_Instructions to follow:_ Wherever the word "kulaiņi" appears in the entries, copy the whole line.

##### Provided records #####

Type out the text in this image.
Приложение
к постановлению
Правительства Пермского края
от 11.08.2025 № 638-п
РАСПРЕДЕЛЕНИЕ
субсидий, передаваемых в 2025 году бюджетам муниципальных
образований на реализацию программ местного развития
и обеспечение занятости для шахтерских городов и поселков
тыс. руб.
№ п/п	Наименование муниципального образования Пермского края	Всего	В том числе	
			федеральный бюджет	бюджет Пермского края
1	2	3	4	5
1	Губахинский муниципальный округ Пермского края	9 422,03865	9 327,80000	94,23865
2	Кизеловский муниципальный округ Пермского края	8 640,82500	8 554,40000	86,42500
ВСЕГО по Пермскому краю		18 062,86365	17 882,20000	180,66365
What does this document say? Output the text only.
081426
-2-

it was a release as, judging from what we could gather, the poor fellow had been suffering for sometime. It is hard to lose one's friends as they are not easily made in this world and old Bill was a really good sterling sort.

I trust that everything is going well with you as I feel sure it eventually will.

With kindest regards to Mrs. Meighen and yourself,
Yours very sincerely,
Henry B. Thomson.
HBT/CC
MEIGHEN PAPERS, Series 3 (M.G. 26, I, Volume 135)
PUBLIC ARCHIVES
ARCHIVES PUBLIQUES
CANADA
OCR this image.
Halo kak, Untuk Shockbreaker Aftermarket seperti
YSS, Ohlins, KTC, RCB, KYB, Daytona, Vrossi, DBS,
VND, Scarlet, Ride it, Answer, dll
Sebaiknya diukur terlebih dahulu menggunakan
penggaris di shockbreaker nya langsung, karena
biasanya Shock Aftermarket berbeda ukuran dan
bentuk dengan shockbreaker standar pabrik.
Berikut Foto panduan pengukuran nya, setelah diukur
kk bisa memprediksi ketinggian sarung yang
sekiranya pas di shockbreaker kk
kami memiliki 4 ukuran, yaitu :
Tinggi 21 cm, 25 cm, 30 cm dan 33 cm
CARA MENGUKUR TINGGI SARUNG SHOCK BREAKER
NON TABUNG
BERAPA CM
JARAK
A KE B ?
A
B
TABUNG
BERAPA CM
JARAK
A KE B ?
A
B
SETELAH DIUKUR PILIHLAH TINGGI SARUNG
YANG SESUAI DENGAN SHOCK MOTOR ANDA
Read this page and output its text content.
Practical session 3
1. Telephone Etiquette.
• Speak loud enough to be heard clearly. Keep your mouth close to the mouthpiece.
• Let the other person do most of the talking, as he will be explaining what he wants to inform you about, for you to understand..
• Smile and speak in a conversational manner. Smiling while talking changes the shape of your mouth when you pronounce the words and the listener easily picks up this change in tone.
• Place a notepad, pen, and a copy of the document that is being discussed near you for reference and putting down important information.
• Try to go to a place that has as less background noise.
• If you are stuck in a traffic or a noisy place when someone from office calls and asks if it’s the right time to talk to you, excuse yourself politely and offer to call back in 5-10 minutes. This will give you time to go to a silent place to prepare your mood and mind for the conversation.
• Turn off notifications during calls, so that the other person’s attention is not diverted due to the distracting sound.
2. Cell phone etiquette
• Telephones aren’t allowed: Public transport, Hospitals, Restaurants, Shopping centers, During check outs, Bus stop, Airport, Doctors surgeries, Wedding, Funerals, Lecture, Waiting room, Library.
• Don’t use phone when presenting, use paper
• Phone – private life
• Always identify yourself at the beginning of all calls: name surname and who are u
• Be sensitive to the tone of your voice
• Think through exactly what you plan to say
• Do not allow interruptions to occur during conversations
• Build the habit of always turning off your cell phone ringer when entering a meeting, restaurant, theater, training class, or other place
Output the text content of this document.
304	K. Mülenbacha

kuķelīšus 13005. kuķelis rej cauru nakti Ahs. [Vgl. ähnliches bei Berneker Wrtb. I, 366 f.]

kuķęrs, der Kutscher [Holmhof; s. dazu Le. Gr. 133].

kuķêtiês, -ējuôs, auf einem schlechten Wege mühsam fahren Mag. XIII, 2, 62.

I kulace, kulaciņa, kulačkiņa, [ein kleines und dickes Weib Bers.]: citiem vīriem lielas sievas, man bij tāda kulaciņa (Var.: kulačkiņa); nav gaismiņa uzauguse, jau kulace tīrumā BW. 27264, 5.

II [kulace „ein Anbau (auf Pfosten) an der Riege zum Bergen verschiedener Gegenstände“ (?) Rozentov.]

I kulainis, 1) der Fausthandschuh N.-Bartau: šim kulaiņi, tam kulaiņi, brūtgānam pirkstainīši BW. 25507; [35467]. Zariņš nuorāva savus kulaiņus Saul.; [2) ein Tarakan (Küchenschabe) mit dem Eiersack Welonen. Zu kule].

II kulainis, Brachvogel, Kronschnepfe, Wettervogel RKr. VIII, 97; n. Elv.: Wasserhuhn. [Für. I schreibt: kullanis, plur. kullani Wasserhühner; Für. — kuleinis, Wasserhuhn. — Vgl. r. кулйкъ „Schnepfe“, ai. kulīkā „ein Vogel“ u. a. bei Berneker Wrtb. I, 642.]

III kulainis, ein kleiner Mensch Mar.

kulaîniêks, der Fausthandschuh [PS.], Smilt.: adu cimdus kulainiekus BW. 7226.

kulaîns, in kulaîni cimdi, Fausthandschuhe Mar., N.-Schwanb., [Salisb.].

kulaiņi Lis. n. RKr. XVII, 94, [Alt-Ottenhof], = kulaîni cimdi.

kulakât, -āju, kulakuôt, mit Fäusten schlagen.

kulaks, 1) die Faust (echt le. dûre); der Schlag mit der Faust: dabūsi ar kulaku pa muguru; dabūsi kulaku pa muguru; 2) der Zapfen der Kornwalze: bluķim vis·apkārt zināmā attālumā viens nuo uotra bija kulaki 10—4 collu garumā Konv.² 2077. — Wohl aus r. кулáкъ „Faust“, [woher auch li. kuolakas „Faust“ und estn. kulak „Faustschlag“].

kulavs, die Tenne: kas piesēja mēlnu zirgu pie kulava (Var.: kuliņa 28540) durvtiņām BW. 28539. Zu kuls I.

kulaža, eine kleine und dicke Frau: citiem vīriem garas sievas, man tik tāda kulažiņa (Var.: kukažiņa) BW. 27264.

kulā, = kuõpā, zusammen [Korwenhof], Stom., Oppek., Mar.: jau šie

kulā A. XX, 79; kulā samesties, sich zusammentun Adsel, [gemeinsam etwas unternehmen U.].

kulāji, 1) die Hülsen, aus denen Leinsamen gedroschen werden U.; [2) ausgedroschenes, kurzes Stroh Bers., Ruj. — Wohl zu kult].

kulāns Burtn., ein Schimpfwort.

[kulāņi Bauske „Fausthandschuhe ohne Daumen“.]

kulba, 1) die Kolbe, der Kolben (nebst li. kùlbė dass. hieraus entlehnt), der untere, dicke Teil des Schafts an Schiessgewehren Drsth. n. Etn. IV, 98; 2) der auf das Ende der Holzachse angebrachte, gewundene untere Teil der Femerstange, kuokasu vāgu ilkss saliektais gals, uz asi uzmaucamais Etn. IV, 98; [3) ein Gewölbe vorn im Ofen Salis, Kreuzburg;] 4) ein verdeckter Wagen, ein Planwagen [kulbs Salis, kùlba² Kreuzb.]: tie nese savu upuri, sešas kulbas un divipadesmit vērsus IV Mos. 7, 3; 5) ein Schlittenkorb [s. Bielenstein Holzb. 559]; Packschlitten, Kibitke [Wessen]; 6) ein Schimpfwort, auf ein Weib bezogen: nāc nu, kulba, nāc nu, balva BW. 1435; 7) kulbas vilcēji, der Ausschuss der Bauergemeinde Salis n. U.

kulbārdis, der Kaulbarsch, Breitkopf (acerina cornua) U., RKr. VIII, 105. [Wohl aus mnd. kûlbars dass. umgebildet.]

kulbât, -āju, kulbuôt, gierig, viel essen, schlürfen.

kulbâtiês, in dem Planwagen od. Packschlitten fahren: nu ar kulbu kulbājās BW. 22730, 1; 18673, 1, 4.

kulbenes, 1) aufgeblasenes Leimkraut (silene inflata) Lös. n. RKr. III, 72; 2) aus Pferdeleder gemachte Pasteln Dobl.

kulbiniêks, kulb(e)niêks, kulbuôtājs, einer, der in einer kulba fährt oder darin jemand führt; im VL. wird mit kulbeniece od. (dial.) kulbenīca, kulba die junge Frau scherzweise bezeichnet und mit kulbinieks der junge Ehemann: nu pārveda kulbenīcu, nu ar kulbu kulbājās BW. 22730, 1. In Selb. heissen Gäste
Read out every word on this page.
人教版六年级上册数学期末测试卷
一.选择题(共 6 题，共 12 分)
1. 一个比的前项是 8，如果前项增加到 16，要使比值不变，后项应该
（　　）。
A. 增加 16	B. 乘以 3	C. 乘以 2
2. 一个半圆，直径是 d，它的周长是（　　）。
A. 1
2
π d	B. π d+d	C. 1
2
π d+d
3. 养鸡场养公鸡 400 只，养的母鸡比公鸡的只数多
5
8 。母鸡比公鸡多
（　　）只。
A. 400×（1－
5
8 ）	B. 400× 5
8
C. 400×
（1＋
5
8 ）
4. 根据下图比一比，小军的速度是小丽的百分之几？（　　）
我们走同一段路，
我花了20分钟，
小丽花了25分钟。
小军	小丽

#####

_Exercise response:_
I kulainis, 1) der Fausthandschuh N.-Bartau: šim kulaiņi, tam kulaiņi, brūtgānam pirkstainīši BW. 25507; [35467]. Zariņš nuorāva savus kulaiņus Saul.; [2) ein Tarakan (Küchenschabe) mit dem Eiersack Welonen. Zu kule].
kulaiņi Lis. n. RKr. XVII, 94, [Alt-Ottenhof], = kulaîni cimdi.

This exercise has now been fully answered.